§ **Records from a data collection**
----------------

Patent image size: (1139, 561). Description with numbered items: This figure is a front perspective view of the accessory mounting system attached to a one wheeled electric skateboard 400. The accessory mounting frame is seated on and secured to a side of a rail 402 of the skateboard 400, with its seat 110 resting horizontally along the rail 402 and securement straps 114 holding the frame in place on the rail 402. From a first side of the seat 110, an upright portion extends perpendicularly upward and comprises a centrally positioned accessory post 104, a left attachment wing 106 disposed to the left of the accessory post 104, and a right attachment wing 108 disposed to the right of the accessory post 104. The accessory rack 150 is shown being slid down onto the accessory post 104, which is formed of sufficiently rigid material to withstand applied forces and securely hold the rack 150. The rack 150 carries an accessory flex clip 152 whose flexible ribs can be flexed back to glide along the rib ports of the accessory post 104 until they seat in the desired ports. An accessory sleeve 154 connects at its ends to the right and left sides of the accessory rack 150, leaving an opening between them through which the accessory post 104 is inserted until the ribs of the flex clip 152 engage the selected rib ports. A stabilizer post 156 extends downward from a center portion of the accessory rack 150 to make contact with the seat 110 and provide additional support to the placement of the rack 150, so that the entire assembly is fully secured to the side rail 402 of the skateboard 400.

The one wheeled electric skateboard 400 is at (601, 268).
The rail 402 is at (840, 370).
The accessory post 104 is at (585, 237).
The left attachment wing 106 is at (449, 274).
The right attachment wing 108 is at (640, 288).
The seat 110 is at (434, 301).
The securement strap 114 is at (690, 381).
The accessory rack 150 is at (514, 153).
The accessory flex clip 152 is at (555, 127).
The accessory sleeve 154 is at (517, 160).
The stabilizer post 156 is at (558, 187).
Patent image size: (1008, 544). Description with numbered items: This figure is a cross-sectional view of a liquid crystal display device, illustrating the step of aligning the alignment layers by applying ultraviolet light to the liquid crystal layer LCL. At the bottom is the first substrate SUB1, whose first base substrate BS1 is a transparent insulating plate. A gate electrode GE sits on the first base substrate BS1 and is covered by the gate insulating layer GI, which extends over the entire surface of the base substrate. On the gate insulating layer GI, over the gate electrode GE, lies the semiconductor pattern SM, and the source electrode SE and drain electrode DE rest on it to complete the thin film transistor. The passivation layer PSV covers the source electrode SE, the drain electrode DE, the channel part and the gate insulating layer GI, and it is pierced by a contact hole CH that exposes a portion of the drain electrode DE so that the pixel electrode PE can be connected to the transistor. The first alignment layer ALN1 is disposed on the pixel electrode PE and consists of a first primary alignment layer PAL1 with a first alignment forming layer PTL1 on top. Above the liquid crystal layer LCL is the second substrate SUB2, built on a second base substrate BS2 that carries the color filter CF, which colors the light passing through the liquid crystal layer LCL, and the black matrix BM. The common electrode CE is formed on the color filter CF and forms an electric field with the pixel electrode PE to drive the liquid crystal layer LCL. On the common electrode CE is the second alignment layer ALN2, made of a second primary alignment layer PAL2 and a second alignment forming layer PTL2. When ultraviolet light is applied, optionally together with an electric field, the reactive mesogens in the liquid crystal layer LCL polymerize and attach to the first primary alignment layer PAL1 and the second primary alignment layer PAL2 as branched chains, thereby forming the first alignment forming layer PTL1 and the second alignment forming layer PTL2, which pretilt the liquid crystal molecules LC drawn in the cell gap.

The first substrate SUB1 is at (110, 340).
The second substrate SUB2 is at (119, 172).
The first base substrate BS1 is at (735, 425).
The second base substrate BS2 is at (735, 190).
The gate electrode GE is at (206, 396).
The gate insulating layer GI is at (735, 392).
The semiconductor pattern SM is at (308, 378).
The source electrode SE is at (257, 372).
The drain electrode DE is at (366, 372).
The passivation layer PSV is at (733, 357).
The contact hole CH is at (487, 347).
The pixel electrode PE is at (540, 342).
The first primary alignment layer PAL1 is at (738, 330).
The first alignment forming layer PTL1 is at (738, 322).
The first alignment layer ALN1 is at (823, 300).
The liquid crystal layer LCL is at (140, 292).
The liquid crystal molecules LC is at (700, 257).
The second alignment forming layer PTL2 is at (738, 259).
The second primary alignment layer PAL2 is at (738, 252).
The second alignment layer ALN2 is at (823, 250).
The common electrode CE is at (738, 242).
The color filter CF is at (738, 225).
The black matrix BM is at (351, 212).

----------------

§ **Written task**
Rename "Patent image size" to "Drawing dimensions" throughout the items above, leaving everything else unchanged.

§ **Response**
Drawing dimensions: (1139, 561). Description with numbered items: This figure is a front perspective view of the accessory mounting system attached to a one wheeled electric skateboard 400. The accessory mounting frame is seated on and secured to a side of a rail 402 of the skateboard 400, with its seat 110 resting horizontally along the rail 402 and securement straps 114 holding the frame in place on the rail 402. From a first side of the seat 110, an upright portion extends perpendicularly upward and comprises a centrally positioned accessory post 104, a left attachment wing 106 disposed to the left of the accessory post 104, and a right attachment wing 108 disposed to the right of the accessory post 104. The accessory rack 150 is shown being slid down onto the accessory post 104, which is formed of sufficiently rigid material to withstand applied forces and securely hold the rack 150. The rack 150 carries an accessory flex clip 152 whose flexible ribs can be flexed back to glide along the rib ports of the accessory post 104 until they seat in the desired ports. An accessory sleeve 154 connects at its ends to the right and left sides of the accessory rack 150, leaving an opening between them through which the accessory post 104 is inserted until the ribs of the flex clip 152 engage the selected rib ports. A stabilizer post 156 extends downward from a center portion of the accessory rack 150 to make contact with the seat 110 and provide additional support to the placement of the rack 150, so that the entire assembly is fully secured to the side rail 402 of the skateboard 400.

The one wheeled electric skateboard 400 is at (601, 268).
The rail 402 is at (840, 370).
The accessory post 104 is at (585, 237).
The left attachment wing 106 is at (449, 274).
The right attachment wing 108 is at (640, 288).
The seat 110 is at (434, 301).
The securement strap 114 is at (690, 381).
The accessory rack 150 is at (514, 153).
The accessory flex clip 152 is at (555, 127).
The accessory sleeve 154 is at (517, 160).
The stabilizer post 156 is at (558, 187).
Drawing dimensions: (1008, 544). Description with numbered items: This figure is a cross-sectional view of a liquid crystal display device, illustrating the step of aligning the alignment layers by applying ultraviolet light to the liquid crystal layer LCL. At the bottom is the first substrate SUB1, whose first base substrate BS1 is a transparent insulating plate. A gate electrode GE sits on the first base substrate BS1 and is covered by the gate insulating layer GI, which extends over the entire surface of the base substrate. On the gate insulating layer GI, over the gate electrode GE, lies the semiconductor pattern SM, and the source electrode SE and drain electrode DE rest on it to complete the thin film transistor. The passivation layer PSV covers the source electrode SE, the drain electrode DE, the channel part and the gate insulating layer GI, and it is pierced by a contact hole CH that exposes a portion of the drain electrode DE so that the pixel electrode PE can be connected to the transistor. The first alignment layer ALN1 is disposed on the pixel electrode PE and consists of a first primary alignment layer PAL1 with a first alignment forming layer PTL1 on top. Above the liquid crystal layer LCL is the second substrate SUB2, built on a second base substrate BS2 that carries the color filter CF, which colors the light passing through the liquid crystal layer LCL, and the black matrix BM. The common electrode CE is formed on the color filter CF and forms an electric field with the pixel electrode PE to drive the liquid crystal layer LCL. On the common electrode CE is the second alignment layer ALN2, made of a second primary alignment layer PAL2 and a second alignment forming layer PTL2. When ultraviolet light is applied, optionally together with an electric field, the reactive mesogens in the liquid crystal layer LCL polymerize and attach to the first primary alignment layer PAL1 and the second primary alignment layer PAL2 as branched chains, thereby forming the first alignment forming layer PTL1 and the second alignment forming layer PTL2, which pretilt the liquid crystal molecules LC drawn in the cell gap.

The first substrate SUB1 is at (110, 340).
The second substrate SUB2 is at (119, 172).
The first base substrate BS1 is at (735, 425).
The second base substrate BS2 is at (735, 190).
The gate electrode GE is at (206, 396).
The gate insulating layer GI is at (735, 392).
The semiconductor pattern SM is at (308, 378).
The source electrode SE is at (257, 372).
The drain electrode DE is at (366, 372).
The passivation layer PSV is at (733, 357).
The contact hole CH is at (487, 347).
The pixel electrode PE is at (540, 342).
The first primary alignment layer PAL1 is at (738, 330).
The first alignment forming layer PTL1 is at (738, 322).
The first alignment layer ALN1 is at (823, 300).
The liquid crystal layer LCL is at (140, 292).
The liquid crystal molecules LC is at (700, 257).
The second alignment forming layer PTL2 is at (738, 259).
The second primary alignment layer PAL2 is at (738, 252).
The second alignment layer ALN2 is at (823, 250).
The common electrode CE is at (738, 242).
The color filter CF is at (738, 225).
The black matrix BM is at (351, 212).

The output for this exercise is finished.